▸ **DATA ENTRIES**:
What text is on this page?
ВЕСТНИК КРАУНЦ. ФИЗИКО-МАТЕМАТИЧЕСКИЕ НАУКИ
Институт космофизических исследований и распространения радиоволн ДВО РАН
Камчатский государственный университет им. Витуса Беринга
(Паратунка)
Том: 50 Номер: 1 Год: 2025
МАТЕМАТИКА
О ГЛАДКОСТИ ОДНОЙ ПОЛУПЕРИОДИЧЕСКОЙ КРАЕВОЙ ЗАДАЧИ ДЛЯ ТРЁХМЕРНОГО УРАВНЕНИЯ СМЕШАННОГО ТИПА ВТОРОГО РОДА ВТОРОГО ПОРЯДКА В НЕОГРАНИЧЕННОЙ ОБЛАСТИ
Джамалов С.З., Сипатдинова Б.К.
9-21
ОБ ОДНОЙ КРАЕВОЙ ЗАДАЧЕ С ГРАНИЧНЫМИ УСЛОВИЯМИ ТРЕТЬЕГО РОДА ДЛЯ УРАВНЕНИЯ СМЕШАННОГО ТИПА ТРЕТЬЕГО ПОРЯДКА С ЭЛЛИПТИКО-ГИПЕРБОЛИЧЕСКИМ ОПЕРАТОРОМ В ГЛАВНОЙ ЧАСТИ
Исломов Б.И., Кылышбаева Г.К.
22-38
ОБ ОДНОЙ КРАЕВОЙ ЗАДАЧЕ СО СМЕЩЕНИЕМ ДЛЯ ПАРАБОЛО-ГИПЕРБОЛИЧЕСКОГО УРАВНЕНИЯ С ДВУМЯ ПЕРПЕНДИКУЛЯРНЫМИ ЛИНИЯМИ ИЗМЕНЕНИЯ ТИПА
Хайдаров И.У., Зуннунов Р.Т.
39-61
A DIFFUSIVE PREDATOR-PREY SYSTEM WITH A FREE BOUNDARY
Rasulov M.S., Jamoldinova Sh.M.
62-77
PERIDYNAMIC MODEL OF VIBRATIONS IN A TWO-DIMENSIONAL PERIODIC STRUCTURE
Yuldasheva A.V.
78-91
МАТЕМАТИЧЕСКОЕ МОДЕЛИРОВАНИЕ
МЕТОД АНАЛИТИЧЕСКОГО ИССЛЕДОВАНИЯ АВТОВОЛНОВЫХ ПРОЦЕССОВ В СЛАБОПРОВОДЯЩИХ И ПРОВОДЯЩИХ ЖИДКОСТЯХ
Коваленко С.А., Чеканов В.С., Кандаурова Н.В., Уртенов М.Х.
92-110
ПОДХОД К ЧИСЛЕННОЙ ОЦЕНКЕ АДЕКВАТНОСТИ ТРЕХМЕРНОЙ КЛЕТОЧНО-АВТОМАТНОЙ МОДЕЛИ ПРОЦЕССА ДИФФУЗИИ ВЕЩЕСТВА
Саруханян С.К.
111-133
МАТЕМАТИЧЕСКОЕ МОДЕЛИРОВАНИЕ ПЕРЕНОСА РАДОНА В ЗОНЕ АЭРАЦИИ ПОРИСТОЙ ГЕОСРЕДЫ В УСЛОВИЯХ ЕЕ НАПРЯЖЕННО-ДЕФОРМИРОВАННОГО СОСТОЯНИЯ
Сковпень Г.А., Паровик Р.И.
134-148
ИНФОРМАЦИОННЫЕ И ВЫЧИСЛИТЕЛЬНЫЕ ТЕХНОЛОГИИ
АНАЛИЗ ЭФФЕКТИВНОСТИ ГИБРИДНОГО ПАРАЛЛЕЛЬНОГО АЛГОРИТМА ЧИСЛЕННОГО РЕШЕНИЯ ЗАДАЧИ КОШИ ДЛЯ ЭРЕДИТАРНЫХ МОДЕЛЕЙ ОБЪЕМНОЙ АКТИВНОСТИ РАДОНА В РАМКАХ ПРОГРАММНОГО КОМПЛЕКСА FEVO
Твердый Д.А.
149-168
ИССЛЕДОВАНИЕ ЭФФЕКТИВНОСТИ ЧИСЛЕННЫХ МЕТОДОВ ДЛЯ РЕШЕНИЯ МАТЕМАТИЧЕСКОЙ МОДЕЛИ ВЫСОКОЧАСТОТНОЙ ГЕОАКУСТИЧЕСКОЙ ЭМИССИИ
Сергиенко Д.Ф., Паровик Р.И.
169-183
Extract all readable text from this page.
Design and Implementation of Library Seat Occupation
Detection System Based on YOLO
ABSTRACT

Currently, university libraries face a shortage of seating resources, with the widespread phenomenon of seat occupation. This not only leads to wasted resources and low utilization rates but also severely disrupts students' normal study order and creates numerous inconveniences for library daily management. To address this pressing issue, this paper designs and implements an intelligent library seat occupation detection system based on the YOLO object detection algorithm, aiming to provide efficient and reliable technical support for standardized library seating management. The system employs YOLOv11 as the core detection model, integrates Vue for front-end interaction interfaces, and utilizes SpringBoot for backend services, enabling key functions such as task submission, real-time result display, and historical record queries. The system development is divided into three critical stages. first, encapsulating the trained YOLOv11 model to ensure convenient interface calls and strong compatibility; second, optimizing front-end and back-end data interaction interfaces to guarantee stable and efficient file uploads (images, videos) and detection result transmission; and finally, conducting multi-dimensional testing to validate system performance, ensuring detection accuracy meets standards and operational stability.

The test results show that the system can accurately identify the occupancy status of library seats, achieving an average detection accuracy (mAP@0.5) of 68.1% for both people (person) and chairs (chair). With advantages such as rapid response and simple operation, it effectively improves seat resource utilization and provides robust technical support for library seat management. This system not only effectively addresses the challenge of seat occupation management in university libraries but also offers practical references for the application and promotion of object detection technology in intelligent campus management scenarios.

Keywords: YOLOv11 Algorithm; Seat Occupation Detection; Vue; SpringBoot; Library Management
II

▸ **PROBLEM DETAILS**: Extract, unchanged, the closing run of lines that opens with the line containing "Extract all readable text from this page." and ends with the last line.

▸ **EXERCISE SOLUTION**:
Extract all readable text from this page.
Design and Implementation of Library Seat Occupation
Detection System Based on YOLO
ABSTRACT

Currently, university libraries face a shortage of seating resources, with the widespread phenomenon of seat occupation. This not only leads to wasted resources and low utilization rates but also severely disrupts students' normal study order and creates numerous inconveniences for library daily management. To address this pressing issue, this paper designs and implements an intelligent library seat occupation detection system based on the YOLO object detection algorithm, aiming to provide efficient and reliable technical support for standardized library seating management. The system employs YOLOv11 as the core detection model, integrates Vue for front-end interaction interfaces, and utilizes SpringBoot for backend services, enabling key functions such as task submission, real-time result display, and historical record queries. The system development is divided into three critical stages. first, encapsulating the trained YOLOv11 model to ensure convenient interface calls and strong compatibility; second, optimizing front-end and back-end data interaction interfaces to guarantee stable and efficient file uploads (images, videos) and detection result transmission; and finally, conducting multi-dimensional testing to validate system performance, ensuring detection accuracy meets standards and operational stability.

The test results show that the system can accurately identify the occupancy status of library seats, achieving an average detection accuracy (mAP@0.5) of 68.1% for both people (person) and chairs (chair). With advantages such as rapid response and simple operation, it effectively improves seat resource utilization and provides robust technical support for library seat management. This system not only effectively addresses the challenge of seat occupation management in university libraries but also offers practical references for the application and promotion of object detection technology in intelligent campus management scenarios.

Keywords: YOLOv11 Algorithm; Seat Occupation Detection; Vue; SpringBoot; Library Management
II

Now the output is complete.